(begin)

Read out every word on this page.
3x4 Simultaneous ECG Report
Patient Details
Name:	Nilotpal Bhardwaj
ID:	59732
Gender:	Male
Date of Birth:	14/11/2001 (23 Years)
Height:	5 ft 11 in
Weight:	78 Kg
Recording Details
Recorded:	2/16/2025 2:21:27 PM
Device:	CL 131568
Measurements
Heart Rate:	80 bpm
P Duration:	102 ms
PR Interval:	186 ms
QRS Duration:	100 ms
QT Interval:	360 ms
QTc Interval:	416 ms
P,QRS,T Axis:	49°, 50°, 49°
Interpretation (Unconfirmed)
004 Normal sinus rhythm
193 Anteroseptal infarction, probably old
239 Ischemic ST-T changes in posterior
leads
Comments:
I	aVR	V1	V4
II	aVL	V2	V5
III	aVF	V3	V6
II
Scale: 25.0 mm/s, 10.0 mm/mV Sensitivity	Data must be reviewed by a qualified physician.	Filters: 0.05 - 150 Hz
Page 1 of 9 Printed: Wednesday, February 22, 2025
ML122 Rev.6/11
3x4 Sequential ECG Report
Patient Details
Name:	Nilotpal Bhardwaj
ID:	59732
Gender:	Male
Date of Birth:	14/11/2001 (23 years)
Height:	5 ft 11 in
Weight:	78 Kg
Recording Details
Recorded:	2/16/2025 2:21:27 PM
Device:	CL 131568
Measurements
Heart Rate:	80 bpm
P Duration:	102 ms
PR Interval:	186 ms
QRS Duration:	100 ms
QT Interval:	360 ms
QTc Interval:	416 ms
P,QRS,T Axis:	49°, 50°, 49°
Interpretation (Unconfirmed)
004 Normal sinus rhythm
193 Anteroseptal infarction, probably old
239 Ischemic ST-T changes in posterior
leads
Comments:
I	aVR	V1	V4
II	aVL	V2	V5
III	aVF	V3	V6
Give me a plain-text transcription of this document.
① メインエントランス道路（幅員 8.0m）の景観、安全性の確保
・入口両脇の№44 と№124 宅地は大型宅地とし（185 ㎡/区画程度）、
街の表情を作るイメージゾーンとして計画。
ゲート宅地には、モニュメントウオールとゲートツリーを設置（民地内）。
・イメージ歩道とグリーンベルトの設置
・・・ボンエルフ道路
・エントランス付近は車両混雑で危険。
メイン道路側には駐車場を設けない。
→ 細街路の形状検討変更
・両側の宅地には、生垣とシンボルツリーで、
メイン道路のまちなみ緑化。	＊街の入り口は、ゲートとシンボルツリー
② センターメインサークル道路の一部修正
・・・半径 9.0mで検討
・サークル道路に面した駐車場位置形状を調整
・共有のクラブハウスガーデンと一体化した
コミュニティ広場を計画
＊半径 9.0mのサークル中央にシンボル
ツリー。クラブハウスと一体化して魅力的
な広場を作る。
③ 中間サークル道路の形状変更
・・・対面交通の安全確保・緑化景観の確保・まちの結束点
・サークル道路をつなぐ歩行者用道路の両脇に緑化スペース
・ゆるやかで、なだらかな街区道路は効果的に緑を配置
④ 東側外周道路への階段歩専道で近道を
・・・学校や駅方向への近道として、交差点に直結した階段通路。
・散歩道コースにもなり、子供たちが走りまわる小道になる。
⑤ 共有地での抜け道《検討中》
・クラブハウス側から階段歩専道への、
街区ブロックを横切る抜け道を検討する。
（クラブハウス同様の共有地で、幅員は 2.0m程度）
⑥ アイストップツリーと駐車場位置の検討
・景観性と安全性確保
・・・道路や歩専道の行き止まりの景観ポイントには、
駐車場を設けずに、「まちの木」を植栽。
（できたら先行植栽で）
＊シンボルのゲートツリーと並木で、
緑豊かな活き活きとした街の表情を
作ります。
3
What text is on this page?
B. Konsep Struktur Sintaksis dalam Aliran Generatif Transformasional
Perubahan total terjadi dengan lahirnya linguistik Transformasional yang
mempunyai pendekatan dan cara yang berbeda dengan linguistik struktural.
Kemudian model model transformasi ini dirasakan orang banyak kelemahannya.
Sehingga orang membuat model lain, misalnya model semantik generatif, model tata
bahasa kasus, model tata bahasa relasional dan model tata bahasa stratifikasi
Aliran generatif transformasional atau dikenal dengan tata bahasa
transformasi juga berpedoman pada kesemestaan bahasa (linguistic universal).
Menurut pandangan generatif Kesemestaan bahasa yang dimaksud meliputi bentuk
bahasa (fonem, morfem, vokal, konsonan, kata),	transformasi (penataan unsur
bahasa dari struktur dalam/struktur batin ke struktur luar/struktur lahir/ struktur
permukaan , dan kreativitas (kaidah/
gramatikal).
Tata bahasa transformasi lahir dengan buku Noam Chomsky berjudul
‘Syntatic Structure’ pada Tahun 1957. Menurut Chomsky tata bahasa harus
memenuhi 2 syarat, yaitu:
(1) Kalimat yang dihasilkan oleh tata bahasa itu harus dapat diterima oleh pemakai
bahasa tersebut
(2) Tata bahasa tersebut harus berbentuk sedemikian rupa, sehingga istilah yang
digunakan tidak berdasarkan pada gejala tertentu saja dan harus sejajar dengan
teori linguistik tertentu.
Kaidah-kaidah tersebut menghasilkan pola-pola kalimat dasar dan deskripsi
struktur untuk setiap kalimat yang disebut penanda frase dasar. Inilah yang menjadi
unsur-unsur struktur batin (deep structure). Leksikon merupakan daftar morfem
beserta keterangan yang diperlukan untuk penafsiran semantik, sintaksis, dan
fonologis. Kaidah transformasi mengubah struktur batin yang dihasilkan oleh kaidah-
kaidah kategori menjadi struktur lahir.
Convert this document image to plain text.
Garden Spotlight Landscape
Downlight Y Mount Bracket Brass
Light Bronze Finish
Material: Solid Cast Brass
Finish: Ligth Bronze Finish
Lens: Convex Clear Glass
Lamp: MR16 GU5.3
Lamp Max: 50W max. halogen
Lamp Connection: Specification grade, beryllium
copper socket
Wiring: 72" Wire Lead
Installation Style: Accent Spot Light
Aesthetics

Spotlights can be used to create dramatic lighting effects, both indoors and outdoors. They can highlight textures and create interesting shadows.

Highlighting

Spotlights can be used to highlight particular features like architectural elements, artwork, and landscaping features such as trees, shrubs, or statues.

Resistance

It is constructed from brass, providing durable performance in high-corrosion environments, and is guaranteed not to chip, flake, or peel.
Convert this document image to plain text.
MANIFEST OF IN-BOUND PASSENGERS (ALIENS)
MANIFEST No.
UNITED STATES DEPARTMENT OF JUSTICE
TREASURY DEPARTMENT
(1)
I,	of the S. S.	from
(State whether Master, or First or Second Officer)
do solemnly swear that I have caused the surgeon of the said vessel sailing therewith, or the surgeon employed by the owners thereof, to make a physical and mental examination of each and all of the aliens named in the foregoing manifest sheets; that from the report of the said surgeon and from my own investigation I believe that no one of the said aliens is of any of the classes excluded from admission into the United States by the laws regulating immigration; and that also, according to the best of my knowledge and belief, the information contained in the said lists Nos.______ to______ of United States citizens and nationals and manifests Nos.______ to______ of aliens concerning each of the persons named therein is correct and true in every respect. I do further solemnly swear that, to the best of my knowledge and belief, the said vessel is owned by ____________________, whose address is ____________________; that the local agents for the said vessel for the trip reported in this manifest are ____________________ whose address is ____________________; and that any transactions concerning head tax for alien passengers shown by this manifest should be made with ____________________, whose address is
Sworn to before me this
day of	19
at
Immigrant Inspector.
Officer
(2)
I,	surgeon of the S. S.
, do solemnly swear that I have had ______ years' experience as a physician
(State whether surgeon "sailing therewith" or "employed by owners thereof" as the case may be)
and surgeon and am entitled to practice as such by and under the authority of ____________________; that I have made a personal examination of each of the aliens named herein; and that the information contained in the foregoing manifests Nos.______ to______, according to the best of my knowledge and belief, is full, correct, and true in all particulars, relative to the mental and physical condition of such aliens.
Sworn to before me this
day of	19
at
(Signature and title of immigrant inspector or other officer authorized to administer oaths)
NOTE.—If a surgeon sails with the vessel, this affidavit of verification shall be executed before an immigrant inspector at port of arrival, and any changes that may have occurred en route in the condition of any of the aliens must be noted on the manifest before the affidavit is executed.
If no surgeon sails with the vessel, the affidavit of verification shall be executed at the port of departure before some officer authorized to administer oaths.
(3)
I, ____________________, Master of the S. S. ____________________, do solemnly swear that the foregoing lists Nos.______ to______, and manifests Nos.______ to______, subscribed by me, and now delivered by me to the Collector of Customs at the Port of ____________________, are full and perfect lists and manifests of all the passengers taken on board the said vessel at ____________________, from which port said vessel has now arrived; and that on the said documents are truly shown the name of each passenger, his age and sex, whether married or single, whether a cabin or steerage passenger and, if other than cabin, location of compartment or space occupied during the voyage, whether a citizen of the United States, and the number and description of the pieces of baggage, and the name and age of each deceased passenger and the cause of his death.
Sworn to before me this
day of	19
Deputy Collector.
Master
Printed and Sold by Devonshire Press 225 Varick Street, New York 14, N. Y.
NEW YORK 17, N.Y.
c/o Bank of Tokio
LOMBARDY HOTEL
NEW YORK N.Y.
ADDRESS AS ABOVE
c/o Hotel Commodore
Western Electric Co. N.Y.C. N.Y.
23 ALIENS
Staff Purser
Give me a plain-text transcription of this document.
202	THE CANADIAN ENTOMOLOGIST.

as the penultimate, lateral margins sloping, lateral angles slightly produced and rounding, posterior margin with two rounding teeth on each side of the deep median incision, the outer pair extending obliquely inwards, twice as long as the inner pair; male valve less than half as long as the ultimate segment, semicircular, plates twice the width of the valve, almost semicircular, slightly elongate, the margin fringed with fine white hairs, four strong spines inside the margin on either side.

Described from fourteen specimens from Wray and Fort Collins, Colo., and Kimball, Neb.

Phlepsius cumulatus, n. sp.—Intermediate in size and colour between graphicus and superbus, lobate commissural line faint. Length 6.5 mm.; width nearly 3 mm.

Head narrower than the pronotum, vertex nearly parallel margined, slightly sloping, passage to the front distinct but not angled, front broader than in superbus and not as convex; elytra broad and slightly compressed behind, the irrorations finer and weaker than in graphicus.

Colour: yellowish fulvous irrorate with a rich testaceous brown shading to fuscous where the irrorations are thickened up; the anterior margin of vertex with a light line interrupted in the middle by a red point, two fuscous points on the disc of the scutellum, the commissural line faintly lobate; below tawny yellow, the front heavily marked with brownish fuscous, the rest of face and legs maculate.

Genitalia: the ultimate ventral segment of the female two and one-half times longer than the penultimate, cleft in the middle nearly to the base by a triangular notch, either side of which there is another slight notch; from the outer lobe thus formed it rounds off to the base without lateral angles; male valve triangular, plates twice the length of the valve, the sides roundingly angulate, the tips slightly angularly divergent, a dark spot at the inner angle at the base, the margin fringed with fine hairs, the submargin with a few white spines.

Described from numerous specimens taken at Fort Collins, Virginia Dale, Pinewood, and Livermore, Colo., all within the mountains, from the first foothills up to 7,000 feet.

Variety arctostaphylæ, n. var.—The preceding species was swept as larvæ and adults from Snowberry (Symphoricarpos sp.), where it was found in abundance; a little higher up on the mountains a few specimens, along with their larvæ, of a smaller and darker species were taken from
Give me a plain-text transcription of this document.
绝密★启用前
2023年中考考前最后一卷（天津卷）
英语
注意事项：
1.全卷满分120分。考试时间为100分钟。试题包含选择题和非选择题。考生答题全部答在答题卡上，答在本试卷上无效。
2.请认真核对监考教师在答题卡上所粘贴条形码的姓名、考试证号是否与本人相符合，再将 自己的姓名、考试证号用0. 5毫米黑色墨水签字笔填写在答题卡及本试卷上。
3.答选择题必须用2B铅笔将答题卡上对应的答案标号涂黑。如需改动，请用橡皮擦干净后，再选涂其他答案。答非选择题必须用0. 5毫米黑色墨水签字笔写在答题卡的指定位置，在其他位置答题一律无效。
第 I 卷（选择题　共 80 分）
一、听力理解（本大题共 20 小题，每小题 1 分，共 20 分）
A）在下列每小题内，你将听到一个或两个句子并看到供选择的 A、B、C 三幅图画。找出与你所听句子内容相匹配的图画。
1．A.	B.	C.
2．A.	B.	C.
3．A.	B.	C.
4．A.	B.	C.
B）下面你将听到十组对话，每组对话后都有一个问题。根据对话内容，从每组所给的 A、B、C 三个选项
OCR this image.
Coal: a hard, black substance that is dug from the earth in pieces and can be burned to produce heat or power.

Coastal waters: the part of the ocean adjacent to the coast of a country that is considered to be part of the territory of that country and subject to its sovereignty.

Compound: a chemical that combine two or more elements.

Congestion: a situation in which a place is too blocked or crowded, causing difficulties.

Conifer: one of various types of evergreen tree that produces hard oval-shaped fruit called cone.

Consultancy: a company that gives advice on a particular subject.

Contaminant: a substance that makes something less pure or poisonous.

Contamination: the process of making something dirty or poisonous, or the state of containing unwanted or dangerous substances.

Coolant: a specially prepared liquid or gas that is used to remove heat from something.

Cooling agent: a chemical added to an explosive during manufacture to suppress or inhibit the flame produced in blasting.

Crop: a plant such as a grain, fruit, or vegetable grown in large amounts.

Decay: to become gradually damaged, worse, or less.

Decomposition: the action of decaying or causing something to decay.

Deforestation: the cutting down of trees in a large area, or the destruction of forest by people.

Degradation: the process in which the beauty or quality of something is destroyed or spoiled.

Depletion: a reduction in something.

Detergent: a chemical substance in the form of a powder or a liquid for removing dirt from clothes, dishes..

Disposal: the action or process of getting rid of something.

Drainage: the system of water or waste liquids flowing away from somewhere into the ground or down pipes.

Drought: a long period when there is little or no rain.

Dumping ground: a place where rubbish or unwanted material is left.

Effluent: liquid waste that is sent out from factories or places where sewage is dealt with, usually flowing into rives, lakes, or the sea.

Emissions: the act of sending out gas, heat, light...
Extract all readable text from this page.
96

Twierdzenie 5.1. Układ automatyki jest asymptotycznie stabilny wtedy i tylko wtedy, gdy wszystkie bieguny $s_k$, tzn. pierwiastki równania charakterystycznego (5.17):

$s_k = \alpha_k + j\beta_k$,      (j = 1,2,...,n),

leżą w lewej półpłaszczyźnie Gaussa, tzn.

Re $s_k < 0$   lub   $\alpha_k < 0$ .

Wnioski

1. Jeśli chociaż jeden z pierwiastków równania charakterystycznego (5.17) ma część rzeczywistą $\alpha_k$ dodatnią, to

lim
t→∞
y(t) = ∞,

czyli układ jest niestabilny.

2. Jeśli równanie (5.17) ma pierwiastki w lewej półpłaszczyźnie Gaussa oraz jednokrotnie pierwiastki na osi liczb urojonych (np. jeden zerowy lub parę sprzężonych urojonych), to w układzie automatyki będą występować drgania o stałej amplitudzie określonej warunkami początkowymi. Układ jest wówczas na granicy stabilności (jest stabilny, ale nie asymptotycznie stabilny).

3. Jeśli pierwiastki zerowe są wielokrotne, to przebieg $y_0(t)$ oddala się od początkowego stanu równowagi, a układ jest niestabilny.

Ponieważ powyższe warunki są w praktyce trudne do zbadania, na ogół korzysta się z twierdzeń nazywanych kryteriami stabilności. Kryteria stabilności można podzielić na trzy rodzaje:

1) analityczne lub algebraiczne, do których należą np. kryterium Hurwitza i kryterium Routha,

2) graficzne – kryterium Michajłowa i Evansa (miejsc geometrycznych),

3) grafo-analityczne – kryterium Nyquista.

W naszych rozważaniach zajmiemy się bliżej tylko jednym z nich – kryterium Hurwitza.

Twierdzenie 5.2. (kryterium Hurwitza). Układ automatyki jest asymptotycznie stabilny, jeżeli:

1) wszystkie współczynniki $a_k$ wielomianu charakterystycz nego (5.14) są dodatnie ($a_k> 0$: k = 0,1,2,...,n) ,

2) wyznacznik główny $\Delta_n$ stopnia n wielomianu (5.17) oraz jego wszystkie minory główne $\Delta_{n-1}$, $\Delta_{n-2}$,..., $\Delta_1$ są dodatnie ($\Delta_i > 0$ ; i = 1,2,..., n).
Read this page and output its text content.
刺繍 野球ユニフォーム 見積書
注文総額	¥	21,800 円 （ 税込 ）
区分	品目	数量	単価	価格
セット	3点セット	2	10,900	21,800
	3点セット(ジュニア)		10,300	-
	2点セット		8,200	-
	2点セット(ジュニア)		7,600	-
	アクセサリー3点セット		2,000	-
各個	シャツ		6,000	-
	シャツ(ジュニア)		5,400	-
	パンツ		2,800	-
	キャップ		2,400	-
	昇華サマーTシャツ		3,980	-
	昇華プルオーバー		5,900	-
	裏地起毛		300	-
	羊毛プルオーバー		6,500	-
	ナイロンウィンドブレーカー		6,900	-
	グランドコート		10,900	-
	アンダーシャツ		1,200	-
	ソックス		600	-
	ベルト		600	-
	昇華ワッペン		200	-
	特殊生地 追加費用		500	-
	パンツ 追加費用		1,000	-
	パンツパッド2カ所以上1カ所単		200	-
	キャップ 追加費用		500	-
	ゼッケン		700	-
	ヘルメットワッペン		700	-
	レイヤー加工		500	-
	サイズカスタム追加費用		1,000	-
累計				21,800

(end)

▶ _To do_: Answer with one number: how many lines of the entries above include the word "asymptotycznie".

▶ _The answer_: 3